>> Start DATA EXTRACT

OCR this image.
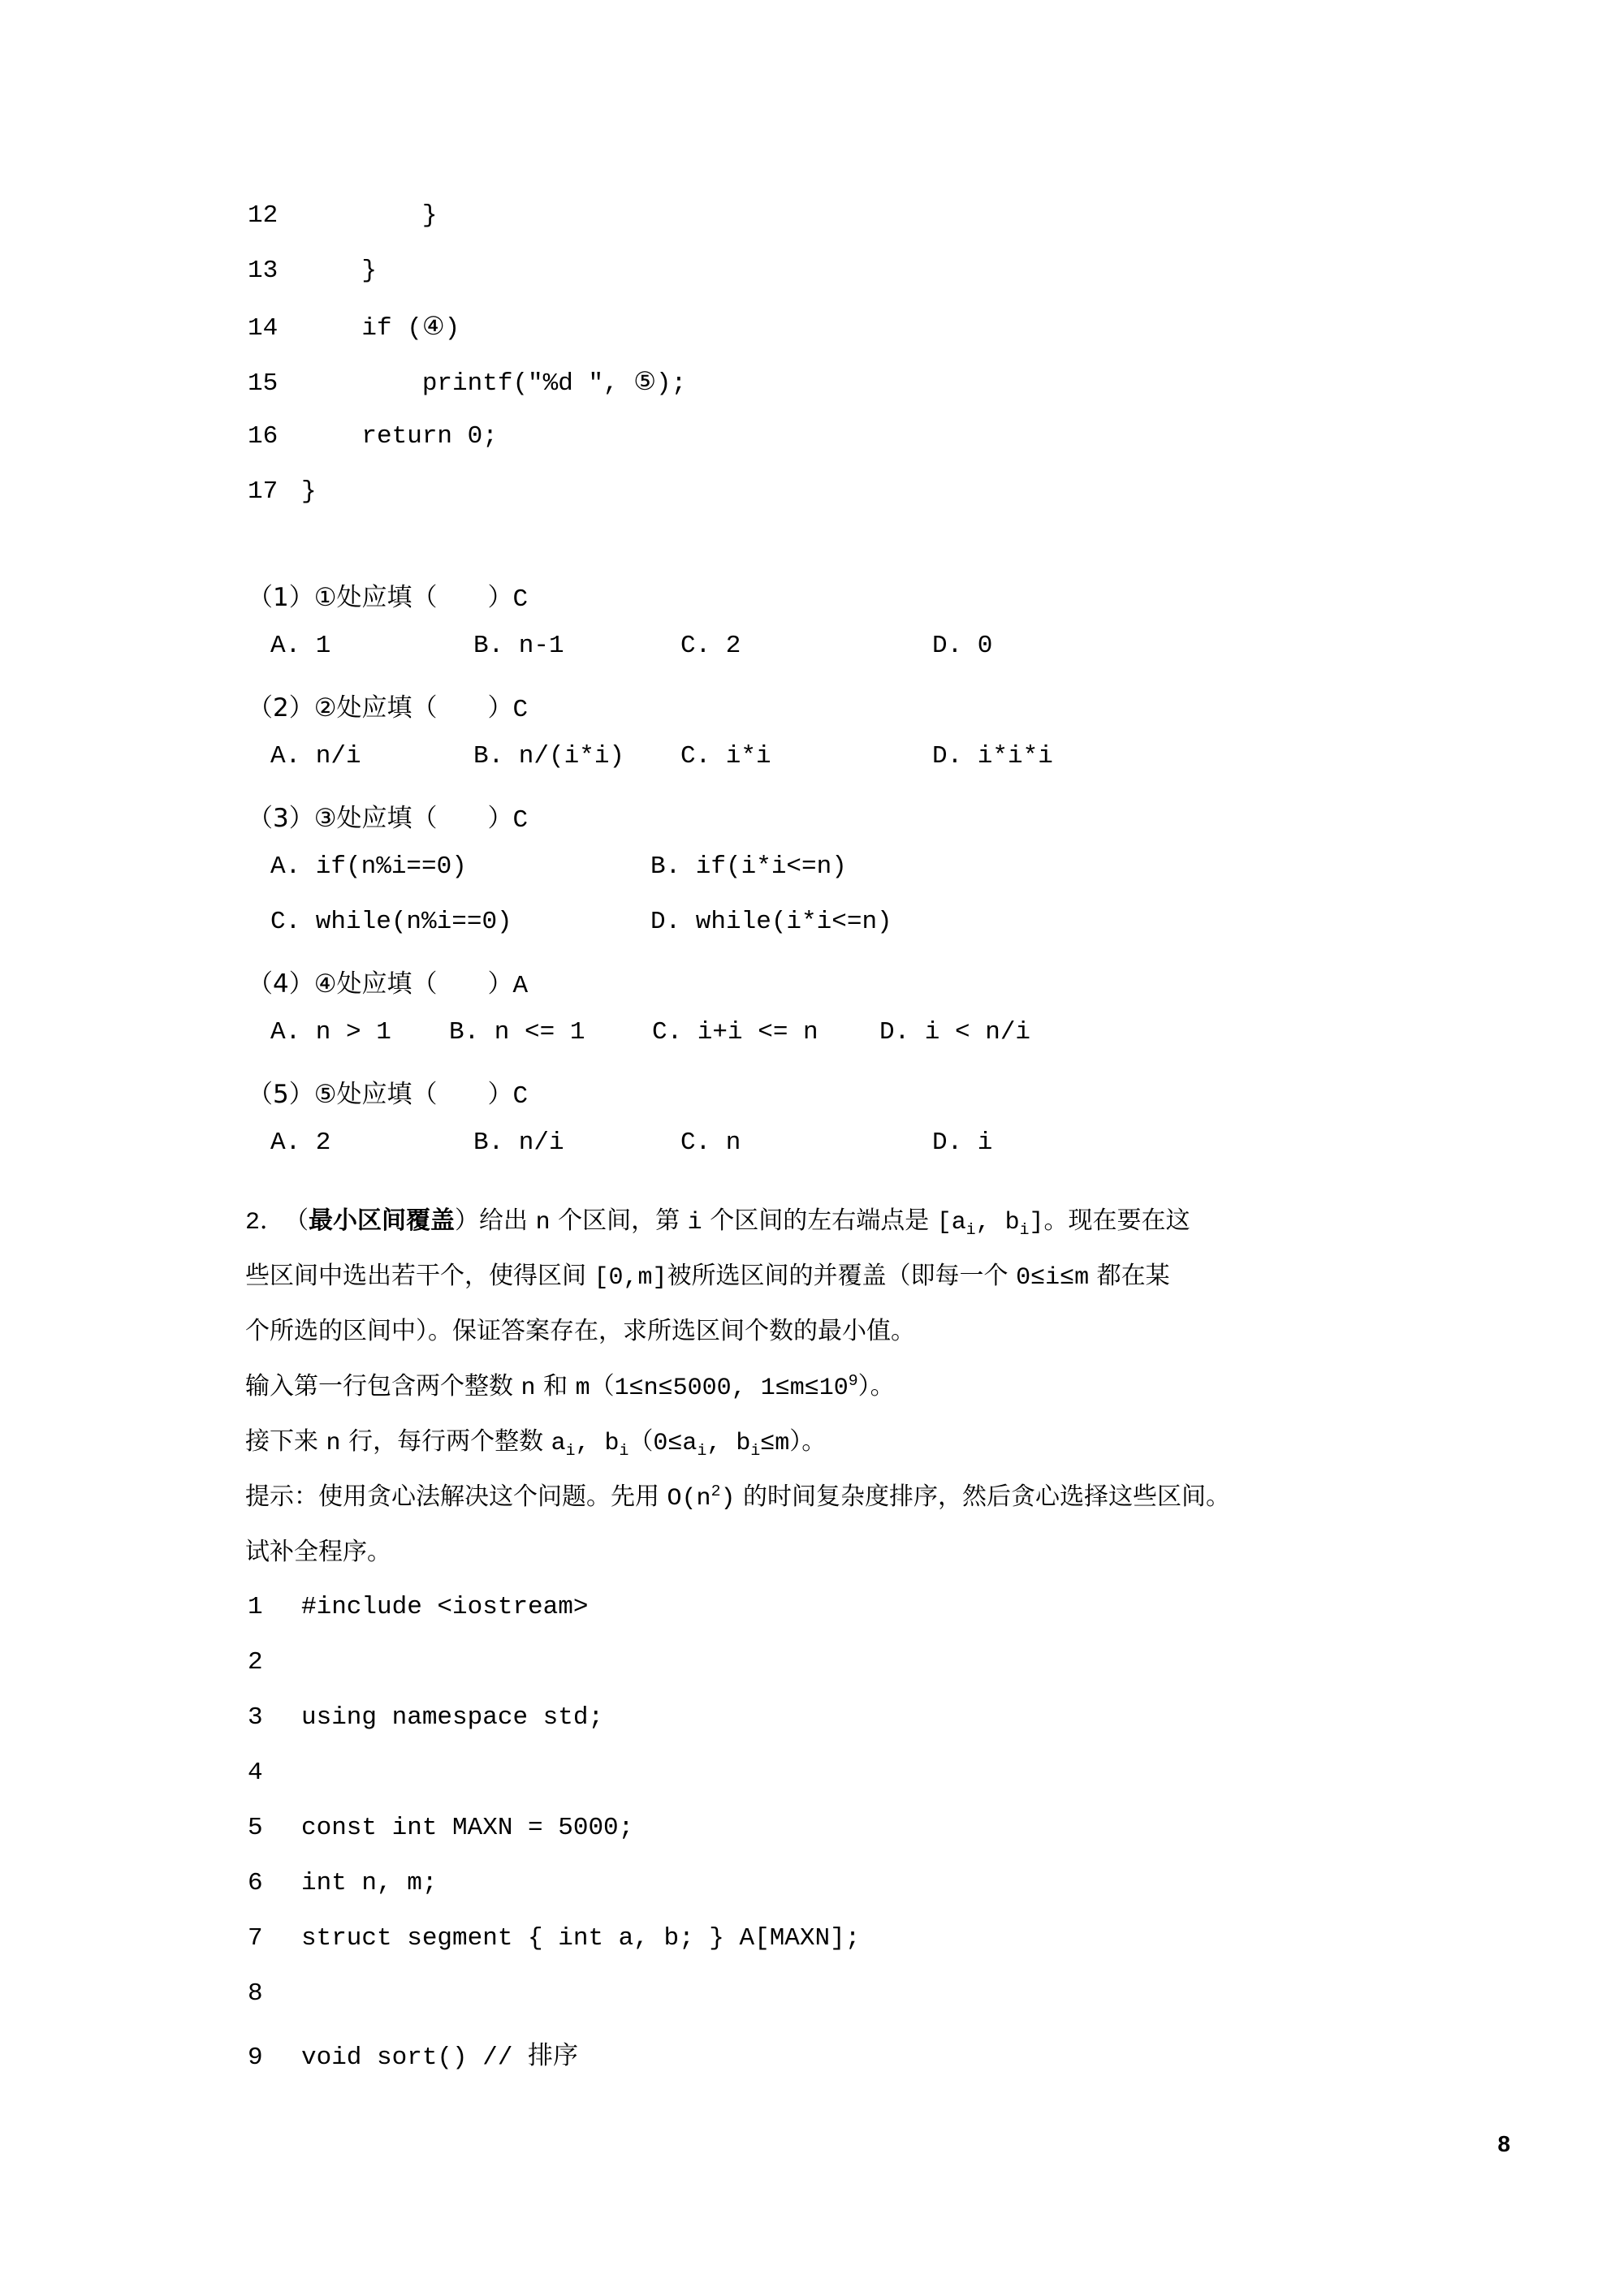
12 }
13 }
14 if (④)
15 printf("%d ", ⑤);
16 return 0;
17 }
（1）①处应填（　　） C
A. 1	B. n-1	C. 2	D. 0
（2）②处应填（　　） C
A. n/i	B. n/(i*i)	C. i*i	D. i*i*i
（3）③处应填（　　） C
A. if(n%i==0)	B. if(i*i<=n)
C. while(n%i==0)	D. while(i*i<=n)
（4）④处应填（　　） A
A. n > 1	B. n <= 1	C. i+i <= n	D. i < n/i
（5）⑤处应填（　　） C
A. 2	B. n/i	C. n	D. i
2． （ 最小区间覆盖 ） 给出 n 个区间，第 i 个区间的左右端点是 [a $_i$ , b $_i$ ] 。现在要在这
些区间中选出若干个，使得区间 [0,m] 被所选区间的并覆盖（即每一个 0≤i≤m 都在某
个所选的区间中）。保证答案存在，求所选区间个数的最小值。
输入第一行包含两个整数 n 和 m （ 1≤n≤5000 , 1≤m≤10 $^9$ ）。
接下来 n 行，每行两个整数 a $_i$ , b $_i$ （ 0≤a $_i$ , b $_i$ ≤m ）。
提示：使用贪心法解决这个问题。先用 O(n $^2$ ) 的时间复杂度排序，然后贪心选择这些区间。
试补全程序。
1	#include <iostream>
2
3	using namespace std;
4
5	const int MAXN = 5000;
6	int n, m;
7	struct segment { int a, b; } A[MAXN];
8
9	void sort() // 排序
8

>> End DATA EXTRACT

* WRITTEN EXERCISE
Reproduce the material above verbatim; omit every picture.

* RESPONSE TO THE TASK
OCR this image.
12 }
13 }
14 if (④)
15 printf("%d ", ⑤);
16 return 0;
17 }
（1）①处应填（　　） C
A. 1	B. n-1	C. 2	D. 0
（2）②处应填（　　） C
A. n/i	B. n/(i*i)	C. i*i	D. i*i*i
（3）③处应填（　　） C
A. if(n%i==0)	B. if(i*i<=n)
C. while(n%i==0)	D. while(i*i<=n)
（4）④处应填（　　） A
A. n > 1	B. n <= 1	C. i+i <= n	D. i < n/i
（5）⑤处应填（　　） C
A. 2	B. n/i	C. n	D. i
2． （ 最小区间覆盖 ） 给出 n 个区间，第 i 个区间的左右端点是 [a $_i$ , b $_i$ ] 。现在要在这
些区间中选出若干个，使得区间 [0,m] 被所选区间的并覆盖（即每一个 0≤i≤m 都在某
个所选的区间中）。保证答案存在，求所选区间个数的最小值。
输入第一行包含两个整数 n 和 m （ 1≤n≤5000 , 1≤m≤10 $^9$ ）。
接下来 n 行，每行两个整数 a $_i$ , b $_i$ （ 0≤a $_i$ , b $_i$ ≤m ）。
提示：使用贪心法解决这个问题。先用 O(n $^2$ ) 的时间复杂度排序，然后贪心选择这些区间。
试补全程序。
1	#include <iostream>
2
3	using namespace std;
4
5	const int MAXN = 5000;
6	int n, m;
7	struct segment { int a, b; } A[MAXN];
8
9	void sort() // 排序
8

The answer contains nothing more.